[Objective]: Search the records below for the word "Schirkowski". Pull out each line that has it.
----
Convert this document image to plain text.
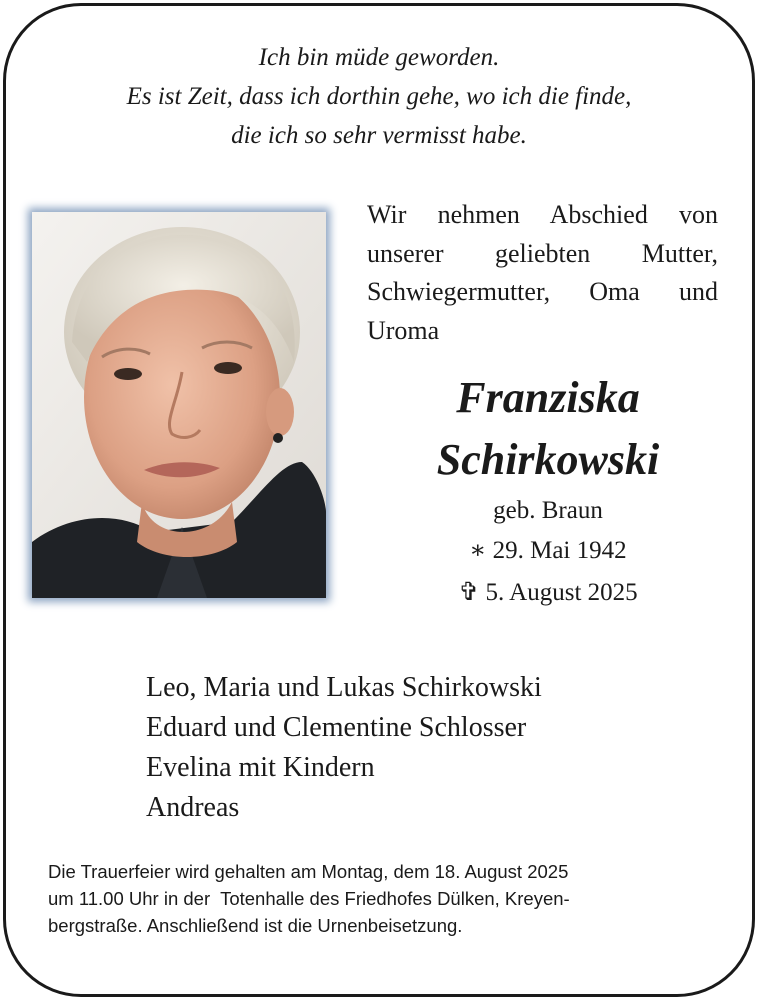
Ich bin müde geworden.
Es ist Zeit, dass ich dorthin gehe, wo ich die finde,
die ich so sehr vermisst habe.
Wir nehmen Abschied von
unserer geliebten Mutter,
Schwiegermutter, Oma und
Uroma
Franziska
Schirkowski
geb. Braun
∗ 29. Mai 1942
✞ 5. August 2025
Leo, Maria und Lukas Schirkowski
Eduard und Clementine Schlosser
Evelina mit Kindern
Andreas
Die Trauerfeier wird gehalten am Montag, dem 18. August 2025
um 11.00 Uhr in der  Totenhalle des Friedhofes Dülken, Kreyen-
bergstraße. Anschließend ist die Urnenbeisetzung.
----
[The reply]:
Schirkowski
Leo, Maria und Lukas Schirkowski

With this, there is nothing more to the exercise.